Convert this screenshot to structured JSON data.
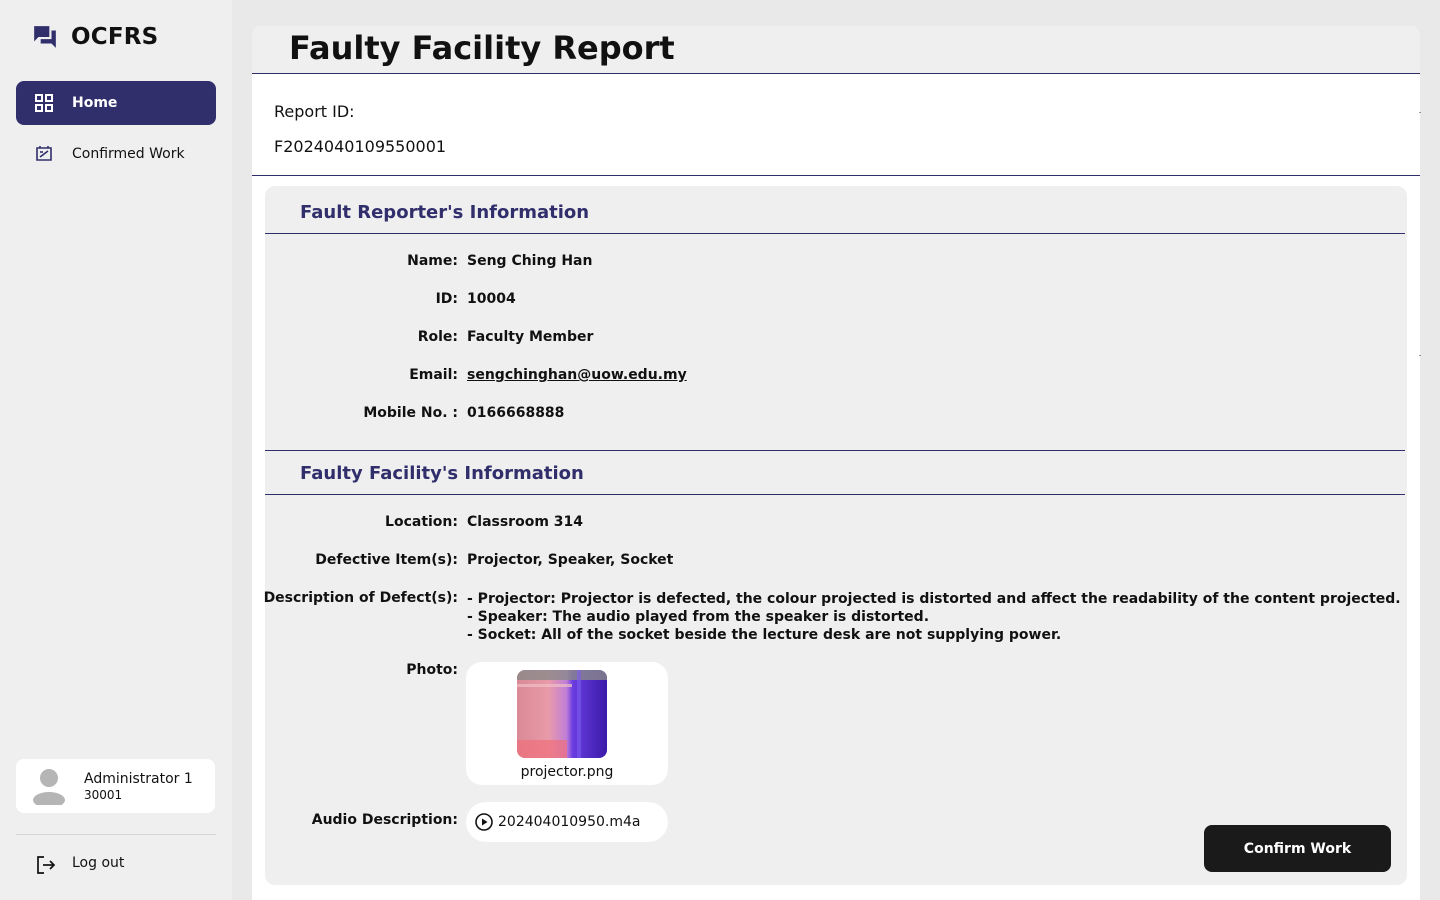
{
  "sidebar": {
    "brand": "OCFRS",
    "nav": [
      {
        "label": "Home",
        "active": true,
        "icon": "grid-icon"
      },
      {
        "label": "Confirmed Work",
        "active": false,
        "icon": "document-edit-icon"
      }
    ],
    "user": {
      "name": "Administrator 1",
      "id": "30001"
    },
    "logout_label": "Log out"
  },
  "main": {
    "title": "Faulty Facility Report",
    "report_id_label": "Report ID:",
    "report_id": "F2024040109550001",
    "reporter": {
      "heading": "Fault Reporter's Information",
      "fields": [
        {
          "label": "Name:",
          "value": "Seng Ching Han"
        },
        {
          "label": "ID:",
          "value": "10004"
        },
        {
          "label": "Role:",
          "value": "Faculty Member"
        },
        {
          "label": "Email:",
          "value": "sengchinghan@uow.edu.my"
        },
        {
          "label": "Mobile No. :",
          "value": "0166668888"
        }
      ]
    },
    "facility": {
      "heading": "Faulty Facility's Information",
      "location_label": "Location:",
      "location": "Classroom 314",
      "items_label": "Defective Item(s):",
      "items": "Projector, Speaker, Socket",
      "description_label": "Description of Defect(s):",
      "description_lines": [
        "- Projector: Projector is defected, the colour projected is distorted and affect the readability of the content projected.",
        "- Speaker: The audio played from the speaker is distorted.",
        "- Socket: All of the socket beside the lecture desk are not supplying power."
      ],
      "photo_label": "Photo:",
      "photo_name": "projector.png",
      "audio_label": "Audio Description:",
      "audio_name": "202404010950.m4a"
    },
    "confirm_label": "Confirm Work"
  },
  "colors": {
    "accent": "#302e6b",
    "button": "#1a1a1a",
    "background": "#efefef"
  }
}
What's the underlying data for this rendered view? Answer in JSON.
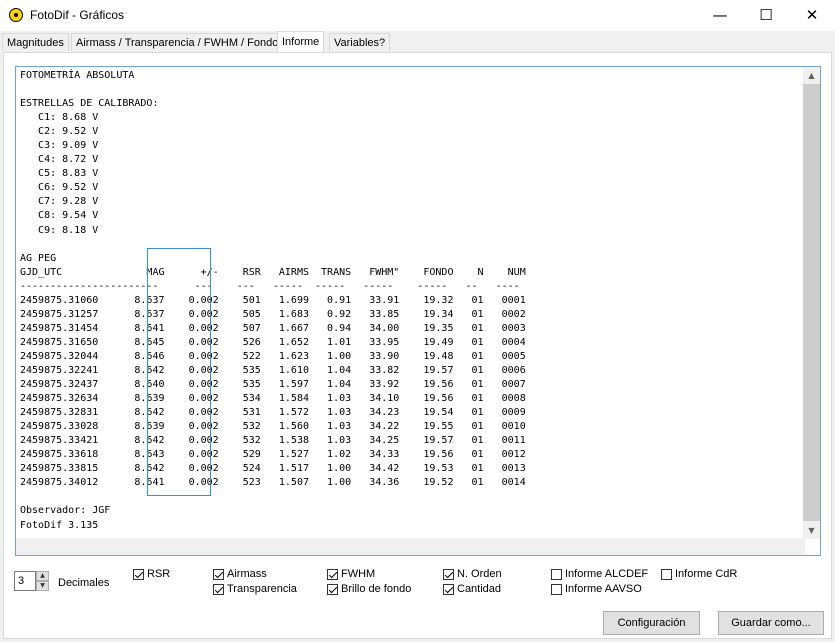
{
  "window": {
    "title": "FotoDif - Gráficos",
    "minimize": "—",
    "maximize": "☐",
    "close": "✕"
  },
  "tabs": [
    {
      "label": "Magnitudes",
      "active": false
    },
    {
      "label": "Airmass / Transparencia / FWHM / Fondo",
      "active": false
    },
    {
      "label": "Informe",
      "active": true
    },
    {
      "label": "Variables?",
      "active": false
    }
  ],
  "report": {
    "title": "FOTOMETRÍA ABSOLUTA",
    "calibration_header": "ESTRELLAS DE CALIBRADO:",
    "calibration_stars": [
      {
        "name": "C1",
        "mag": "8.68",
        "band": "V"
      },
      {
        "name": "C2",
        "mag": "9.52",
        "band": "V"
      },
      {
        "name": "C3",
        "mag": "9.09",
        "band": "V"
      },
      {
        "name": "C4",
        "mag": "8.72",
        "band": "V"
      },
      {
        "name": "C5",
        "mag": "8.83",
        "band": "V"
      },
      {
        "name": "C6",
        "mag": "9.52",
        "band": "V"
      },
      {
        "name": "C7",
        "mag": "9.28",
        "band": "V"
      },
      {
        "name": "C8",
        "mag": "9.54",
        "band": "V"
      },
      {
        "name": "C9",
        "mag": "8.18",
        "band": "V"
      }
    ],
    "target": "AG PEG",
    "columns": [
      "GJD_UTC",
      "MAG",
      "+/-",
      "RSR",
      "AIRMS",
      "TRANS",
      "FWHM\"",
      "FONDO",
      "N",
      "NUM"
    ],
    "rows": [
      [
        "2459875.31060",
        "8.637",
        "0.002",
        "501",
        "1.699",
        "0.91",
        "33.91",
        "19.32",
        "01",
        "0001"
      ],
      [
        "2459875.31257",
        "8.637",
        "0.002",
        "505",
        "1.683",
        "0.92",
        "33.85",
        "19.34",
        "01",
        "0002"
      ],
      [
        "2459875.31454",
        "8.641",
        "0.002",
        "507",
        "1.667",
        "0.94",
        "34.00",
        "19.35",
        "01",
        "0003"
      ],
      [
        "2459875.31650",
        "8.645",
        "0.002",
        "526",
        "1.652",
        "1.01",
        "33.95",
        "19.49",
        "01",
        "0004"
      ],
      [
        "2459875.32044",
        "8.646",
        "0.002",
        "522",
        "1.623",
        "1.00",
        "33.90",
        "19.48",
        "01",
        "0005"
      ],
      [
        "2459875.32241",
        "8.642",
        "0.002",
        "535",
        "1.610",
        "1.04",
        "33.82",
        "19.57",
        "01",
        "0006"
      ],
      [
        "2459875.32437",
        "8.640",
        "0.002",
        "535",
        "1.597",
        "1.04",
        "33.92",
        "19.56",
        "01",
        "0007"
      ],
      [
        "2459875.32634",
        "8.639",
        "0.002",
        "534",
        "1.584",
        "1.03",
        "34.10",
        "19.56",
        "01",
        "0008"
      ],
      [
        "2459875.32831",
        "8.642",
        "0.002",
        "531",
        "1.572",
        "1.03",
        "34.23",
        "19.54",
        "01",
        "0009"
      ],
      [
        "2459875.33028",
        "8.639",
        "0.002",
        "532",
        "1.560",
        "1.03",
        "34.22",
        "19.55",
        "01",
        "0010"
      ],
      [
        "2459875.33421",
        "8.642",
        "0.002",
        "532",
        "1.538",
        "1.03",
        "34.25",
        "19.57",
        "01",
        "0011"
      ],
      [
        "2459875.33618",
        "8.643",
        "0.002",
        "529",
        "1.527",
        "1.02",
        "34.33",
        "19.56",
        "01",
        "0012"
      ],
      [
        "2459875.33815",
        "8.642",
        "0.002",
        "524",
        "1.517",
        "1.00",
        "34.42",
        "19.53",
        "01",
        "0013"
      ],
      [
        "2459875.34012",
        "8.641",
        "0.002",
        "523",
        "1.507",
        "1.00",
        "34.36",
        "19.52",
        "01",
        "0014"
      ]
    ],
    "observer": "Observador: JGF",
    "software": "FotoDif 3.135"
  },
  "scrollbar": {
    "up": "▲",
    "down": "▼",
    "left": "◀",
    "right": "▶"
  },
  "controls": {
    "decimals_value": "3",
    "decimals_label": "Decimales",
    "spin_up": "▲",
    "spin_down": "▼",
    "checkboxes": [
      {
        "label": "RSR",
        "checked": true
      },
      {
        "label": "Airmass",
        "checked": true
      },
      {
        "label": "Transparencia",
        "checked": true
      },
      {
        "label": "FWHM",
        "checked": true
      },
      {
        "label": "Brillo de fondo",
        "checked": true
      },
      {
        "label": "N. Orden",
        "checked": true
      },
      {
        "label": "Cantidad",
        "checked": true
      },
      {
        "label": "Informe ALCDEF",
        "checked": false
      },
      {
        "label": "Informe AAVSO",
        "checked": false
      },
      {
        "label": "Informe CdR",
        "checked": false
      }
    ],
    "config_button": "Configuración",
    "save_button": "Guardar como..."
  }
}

TASK DESCRIPTION:
Going through the entries above, tally each line that has the word "this". Answer with the number only.

THE ANSWER:
2